---------- SUPPLIED RECORDS

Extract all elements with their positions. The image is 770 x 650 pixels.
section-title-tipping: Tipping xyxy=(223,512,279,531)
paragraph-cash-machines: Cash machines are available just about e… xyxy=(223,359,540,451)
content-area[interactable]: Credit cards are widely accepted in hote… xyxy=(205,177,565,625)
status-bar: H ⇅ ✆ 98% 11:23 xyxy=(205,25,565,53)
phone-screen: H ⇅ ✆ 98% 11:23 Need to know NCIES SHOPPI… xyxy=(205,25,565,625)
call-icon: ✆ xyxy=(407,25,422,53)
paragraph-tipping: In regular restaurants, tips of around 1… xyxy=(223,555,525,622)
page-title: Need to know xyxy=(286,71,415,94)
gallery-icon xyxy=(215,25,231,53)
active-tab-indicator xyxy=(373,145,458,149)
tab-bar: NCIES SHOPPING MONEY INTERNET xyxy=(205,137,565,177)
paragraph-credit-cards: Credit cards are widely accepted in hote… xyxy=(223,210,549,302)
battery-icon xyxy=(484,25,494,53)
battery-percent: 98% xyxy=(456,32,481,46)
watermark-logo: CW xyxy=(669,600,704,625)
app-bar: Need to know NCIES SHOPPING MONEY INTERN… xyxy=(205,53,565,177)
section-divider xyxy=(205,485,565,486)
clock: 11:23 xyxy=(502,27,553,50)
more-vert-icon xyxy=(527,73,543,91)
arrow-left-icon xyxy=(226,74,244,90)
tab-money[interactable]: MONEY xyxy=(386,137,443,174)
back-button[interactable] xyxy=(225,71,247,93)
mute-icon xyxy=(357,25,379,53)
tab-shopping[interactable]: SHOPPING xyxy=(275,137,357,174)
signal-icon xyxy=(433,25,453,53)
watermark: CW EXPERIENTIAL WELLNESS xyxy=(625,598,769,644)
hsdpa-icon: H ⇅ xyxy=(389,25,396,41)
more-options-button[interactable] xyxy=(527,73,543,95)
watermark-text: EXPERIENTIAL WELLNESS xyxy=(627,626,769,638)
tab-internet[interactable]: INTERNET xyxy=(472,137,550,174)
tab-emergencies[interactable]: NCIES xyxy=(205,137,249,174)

--------------------

INSTRUCTION
Render every line of the material above as a JSON list of strings, one string per line, leaving out blank lines.

EXPECTED ANSWER
[
  "Extract all elements with their positions. The image is 770 x 650 pixels.",
  "section-title-tipping: Tipping xyxy=(223,512,279,531)",
  "paragraph-cash-machines: Cash machines are available just about e… xyxy=(223,359,540,451)",
  "content-area[interactable]: Credit cards are widely accepted in hote… xyxy=(205,177,565,625)",
  "status-bar: H ⇅ ✆ 98% 11:23 xyxy=(205,25,565,53)",
  "phone-screen: H ⇅ ✆ 98% 11:23 Need to know NCIES SHOPPI… xyxy=(205,25,565,625)",
  "call-icon: ✆ xyxy=(407,25,422,53)",
  "paragraph-tipping: In regular restaurants, tips of around 1… xyxy=(223,555,525,622)",
  "page-title: Need to know xyxy=(286,71,415,94)",
  "gallery-icon xyxy=(215,25,231,53)",
  "active-tab-indicator xyxy=(373,145,458,149)",
  "tab-bar: NCIES SHOPPING MONEY INTERNET xyxy=(205,137,565,177)",
  "paragraph-credit-cards: Credit cards are widely accepted in hote… xyxy=(223,210,549,302)",
  "battery-icon xyxy=(484,25,494,53)",
  "battery-percent: 98% xyxy=(456,32,481,46)",
  "watermark-logo: CW xyxy=(669,600,704,625)",
  "app-bar: Need to know NCIES SHOPPING MONEY INTERN… xyxy=(205,53,565,177)",
  "section-divider xyxy=(205,485,565,486)",
  "clock: 11:23 xyxy=(502,27,553,50)",
  "more-vert-icon xyxy=(527,73,543,91)",
  "arrow-left-icon xyxy=(226,74,244,90)",
  "tab-money[interactable]: MONEY xyxy=(386,137,443,174)",
  "back-button[interactable] xyxy=(225,71,247,93)",
  "mute-icon xyxy=(357,25,379,53)",
  "tab-shopping[interactable]: SHOPPING xyxy=(275,137,357,174)",
  "signal-icon xyxy=(433,25,453,53)",
  "watermark: CW EXPERIENTIAL WELLNESS xyxy=(625,598,769,644)",
  "hsdpa-icon: H ⇅ xyxy=(389,25,396,41)",
  "more-options-button[interactable] xyxy=(527,73,543,95)",
  "watermark-text: EXPERIENTIAL WELLNESS xyxy=(627,626,769,638)",
  "tab-internet[interactable]: INTERNET xyxy=(472,137,550,174)",
  "tab-emergencies[interactable]: NCIES xyxy=(205,137,249,174)"
]